Required work – Write out the records again, exactly, leaving none out.

****

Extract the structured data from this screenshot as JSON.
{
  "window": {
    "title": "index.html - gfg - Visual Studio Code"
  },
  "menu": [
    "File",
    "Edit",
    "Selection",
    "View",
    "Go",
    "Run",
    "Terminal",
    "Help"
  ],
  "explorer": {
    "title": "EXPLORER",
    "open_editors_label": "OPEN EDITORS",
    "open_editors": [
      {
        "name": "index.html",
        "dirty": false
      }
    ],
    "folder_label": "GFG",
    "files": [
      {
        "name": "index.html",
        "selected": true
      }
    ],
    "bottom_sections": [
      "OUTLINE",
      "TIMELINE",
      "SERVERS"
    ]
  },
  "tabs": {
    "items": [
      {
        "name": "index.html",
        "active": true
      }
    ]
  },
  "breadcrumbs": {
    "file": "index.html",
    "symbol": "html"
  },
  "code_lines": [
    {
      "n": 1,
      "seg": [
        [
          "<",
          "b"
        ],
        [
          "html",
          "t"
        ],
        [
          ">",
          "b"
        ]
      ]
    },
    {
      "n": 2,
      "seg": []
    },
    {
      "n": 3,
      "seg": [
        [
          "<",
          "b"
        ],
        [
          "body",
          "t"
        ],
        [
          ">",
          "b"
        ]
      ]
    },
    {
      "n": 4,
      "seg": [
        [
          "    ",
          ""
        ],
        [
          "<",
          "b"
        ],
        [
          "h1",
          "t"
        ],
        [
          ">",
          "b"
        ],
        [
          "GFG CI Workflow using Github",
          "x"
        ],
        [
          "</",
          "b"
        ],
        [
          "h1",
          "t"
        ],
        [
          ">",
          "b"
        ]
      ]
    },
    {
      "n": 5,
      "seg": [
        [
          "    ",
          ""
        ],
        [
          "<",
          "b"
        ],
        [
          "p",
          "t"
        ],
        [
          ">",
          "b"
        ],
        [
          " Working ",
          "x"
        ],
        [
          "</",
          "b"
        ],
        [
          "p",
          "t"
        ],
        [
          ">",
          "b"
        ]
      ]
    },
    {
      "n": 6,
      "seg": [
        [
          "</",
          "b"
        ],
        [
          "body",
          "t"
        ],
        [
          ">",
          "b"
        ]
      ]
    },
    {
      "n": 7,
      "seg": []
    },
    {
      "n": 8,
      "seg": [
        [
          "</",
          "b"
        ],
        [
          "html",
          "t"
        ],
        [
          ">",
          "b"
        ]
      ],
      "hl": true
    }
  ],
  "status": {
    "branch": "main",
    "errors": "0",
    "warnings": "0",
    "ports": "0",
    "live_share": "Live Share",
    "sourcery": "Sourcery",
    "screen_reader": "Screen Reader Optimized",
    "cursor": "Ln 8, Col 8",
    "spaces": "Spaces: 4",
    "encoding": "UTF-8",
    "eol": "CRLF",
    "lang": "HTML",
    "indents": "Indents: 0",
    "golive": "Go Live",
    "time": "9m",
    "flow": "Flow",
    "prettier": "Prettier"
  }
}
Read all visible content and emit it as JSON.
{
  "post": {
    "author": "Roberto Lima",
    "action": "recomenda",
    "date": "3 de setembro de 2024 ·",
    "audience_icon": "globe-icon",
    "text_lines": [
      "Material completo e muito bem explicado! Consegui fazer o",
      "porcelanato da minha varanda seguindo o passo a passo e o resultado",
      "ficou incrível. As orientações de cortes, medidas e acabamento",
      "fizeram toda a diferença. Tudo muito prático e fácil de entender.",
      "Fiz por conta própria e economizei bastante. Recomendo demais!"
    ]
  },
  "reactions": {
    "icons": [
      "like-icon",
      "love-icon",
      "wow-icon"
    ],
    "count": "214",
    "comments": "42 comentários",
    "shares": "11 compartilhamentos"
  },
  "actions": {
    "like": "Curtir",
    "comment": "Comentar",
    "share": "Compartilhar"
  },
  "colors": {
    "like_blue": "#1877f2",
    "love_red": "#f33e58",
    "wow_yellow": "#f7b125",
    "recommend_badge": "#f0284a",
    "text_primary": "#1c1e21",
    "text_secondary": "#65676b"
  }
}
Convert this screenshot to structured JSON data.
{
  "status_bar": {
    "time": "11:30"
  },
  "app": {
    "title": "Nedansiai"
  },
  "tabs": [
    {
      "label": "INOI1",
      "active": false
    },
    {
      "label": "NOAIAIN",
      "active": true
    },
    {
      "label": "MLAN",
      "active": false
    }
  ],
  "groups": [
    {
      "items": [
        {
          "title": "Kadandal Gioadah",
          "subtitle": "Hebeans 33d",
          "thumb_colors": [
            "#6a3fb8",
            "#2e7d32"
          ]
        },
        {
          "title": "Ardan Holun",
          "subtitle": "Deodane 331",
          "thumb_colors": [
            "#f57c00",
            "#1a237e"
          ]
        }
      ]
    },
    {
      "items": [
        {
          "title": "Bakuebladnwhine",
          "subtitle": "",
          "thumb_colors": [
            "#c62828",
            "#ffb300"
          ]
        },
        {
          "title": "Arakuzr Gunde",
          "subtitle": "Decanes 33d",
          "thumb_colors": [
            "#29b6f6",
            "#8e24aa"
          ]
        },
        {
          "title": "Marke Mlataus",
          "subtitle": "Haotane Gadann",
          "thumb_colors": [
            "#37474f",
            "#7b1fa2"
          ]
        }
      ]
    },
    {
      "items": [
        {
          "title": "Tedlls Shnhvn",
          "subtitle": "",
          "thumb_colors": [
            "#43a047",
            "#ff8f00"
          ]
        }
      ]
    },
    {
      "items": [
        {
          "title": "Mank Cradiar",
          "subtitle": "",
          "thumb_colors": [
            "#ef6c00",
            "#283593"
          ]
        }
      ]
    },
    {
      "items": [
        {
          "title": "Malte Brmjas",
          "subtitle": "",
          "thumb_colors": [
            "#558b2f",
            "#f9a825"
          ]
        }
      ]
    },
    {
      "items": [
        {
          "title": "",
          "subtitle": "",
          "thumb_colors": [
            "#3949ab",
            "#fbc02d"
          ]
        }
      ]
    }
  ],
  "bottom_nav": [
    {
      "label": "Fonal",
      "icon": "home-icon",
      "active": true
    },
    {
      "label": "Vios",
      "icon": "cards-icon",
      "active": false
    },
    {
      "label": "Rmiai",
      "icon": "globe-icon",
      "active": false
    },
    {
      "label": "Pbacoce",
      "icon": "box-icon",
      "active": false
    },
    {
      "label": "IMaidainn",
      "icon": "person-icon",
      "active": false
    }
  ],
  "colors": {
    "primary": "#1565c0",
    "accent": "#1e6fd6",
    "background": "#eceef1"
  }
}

****

Task output –
Extract the structured data from this screenshot as JSON.
{
  "window": {
    "title": "index.html - gfg - Visual Studio Code"
  },
  "menu": [
    "File",
    "Edit",
    "Selection",
    "View",
    "Go",
    "Run",
    "Terminal",
    "Help"
  ],
  "explorer": {
    "title": "EXPLORER",
    "open_editors_label": "OPEN EDITORS",
    "open_editors": [
      {
        "name": "index.html",
        "dirty": false
      }
    ],
    "folder_label": "GFG",
    "files": [
      {
        "name": "index.html",
        "selected": true
      }
    ],
    "bottom_sections": [
      "OUTLINE",
      "TIMELINE",
      "SERVERS"
    ]
  },
  "tabs": {
    "items": [
      {
        "name": "index.html",
        "active": true
      }
    ]
  },
  "breadcrumbs": {
    "file": "index.html",
    "symbol": "html"
  },
  "code_lines": [
    {
      "n": 1,
      "seg": [
        [
          "<",
          "b"
        ],
        [
          "html",
          "t"
        ],
        [
          ">",
          "b"
        ]
      ]
    },
    {
      "n": 2,
      "seg": []
    },
    {
      "n": 3,
      "seg": [
        [
          "<",
          "b"
        ],
        [
          "body",
          "t"
        ],
        [
          ">",
          "b"
        ]
      ]
    },
    {
      "n": 4,
      "seg": [
        [
          "    ",
          ""
        ],
        [
          "<",
          "b"
        ],
        [
          "h1",
          "t"
        ],
        [
          ">",
          "b"
        ],
        [
          "GFG CI Workflow using Github",
          "x"
        ],
        [
          "</",
          "b"
        ],
        [
          "h1",
          "t"
        ],
        [
          ">",
          "b"
        ]
      ]
    },
    {
      "n": 5,
      "seg": [
        [
          "    ",
          ""
        ],
        [
          "<",
          "b"
        ],
        [
          "p",
          "t"
        ],
        [
          ">",
          "b"
        ],
        [
          " Working ",
          "x"
        ],
        [
          "</",
          "b"
        ],
        [
          "p",
          "t"
        ],
        [
          ">",
          "b"
        ]
      ]
    },
    {
      "n": 6,
      "seg": [
        [
          "</",
          "b"
        ],
        [
          "body",
          "t"
        ],
        [
          ">",
          "b"
        ]
      ]
    },
    {
      "n": 7,
      "seg": []
    },
    {
      "n": 8,
      "seg": [
        [
          "</",
          "b"
        ],
        [
          "html",
          "t"
        ],
        [
          ">",
          "b"
        ]
      ],
      "hl": true
    }
  ],
  "status": {
    "branch": "main",
    "errors": "0",
    "warnings": "0",
    "ports": "0",
    "live_share": "Live Share",
    "sourcery": "Sourcery",
    "screen_reader": "Screen Reader Optimized",
    "cursor": "Ln 8, Col 8",
    "spaces": "Spaces: 4",
    "encoding": "UTF-8",
    "eol": "CRLF",
    "lang": "HTML",
    "indents": "Indents: 0",
    "golive": "Go Live",
    "time": "9m",
    "flow": "Flow",
    "prettier": "Prettier"
  }
}
Read all visible content and emit it as JSON.
{
  "post": {
    "author": "Roberto Lima",
    "action": "recomenda",
    "date": "3 de setembro de 2024 ·",
    "audience_icon": "globe-icon",
    "text_lines": [
      "Material completo e muito bem explicado! Consegui fazer o",
      "porcelanato da minha varanda seguindo o passo a passo e o resultado",
      "ficou incrível. As orientações de cortes, medidas e acabamento",
      "fizeram toda a diferença. Tudo muito prático e fácil de entender.",
      "Fiz por conta própria e economizei bastante. Recomendo demais!"
    ]
  },
  "reactions": {
    "icons": [
      "like-icon",
      "love-icon",
      "wow-icon"
    ],
    "count": "214",
    "comments": "42 comentários",
    "shares": "11 compartilhamentos"
  },
  "actions": {
    "like": "Curtir",
    "comment": "Comentar",
    "share": "Compartilhar"
  },
  "colors": {
    "like_blue": "#1877f2",
    "love_red": "#f33e58",
    "wow_yellow": "#f7b125",
    "recommend_badge": "#f0284a",
    "text_primary": "#1c1e21",
    "text_secondary": "#65676b"
  }
}
Convert this screenshot to structured JSON data.
{
  "status_bar": {
    "time": "11:30"
  },
  "app": {
    "title": "Nedansiai"
  },
  "tabs": [
    {
      "label": "INOI1",
      "active": false
    },
    {
      "label": "NOAIAIN",
      "active": true
    },
    {
      "label": "MLAN",
      "active": false
    }
  ],
  "groups": [
    {
      "items": [
        {
          "title": "Kadandal Gioadah",
          "subtitle": "Hebeans 33d",
          "thumb_colors": [
            "#6a3fb8",
            "#2e7d32"
          ]
        },
        {
          "title": "Ardan Holun",
          "subtitle": "Deodane 331",
          "thumb_colors": [
            "#f57c00",
            "#1a237e"
          ]
        }
      ]
    },
    {
      "items": [
        {
          "title": "Bakuebladnwhine",
          "subtitle": "",
          "thumb_colors": [
            "#c62828",
            "#ffb300"
          ]
        },
        {
          "title": "Arakuzr Gunde",
          "subtitle": "Decanes 33d",
          "thumb_colors": [
            "#29b6f6",
            "#8e24aa"
          ]
        },
        {
          "title": "Marke Mlataus",
          "subtitle": "Haotane Gadann",
          "thumb_colors": [
            "#37474f",
            "#7b1fa2"
          ]
        }
      ]
    },
    {
      "items": [
        {
          "title": "Tedlls Shnhvn",
          "subtitle": "",
          "thumb_colors": [
            "#43a047",
            "#ff8f00"
          ]
        }
      ]
    },
    {
      "items": [
        {
          "title": "Mank Cradiar",
          "subtitle": "",
          "thumb_colors": [
            "#ef6c00",
            "#283593"
          ]
        }
      ]
    },
    {
      "items": [
        {
          "title": "Malte Brmjas",
          "subtitle": "",
          "thumb_colors": [
            "#558b2f",
            "#f9a825"
          ]
        }
      ]
    },
    {
      "items": [
        {
          "title": "",
          "subtitle": "",
          "thumb_colors": [
            "#3949ab",
            "#fbc02d"
          ]
        }
      ]
    }
  ],
  "bottom_nav": [
    {
      "label": "Fonal",
      "icon": "home-icon",
      "active": true
    },
    {
      "label": "Vios",
      "icon": "cards-icon",
      "active": false
    },
    {
      "label": "Rmiai",
      "icon": "globe-icon",
      "active": false
    },
    {
      "label": "Pbacoce",
      "icon": "box-icon",
      "active": false
    },
    {
      "label": "IMaidainn",
      "icon": "person-icon",
      "active": false
    }
  ],
  "colors": {
    "primary": "#1565c0",
    "accent": "#1e6fd6",
    "background": "#eceef1"
  }
}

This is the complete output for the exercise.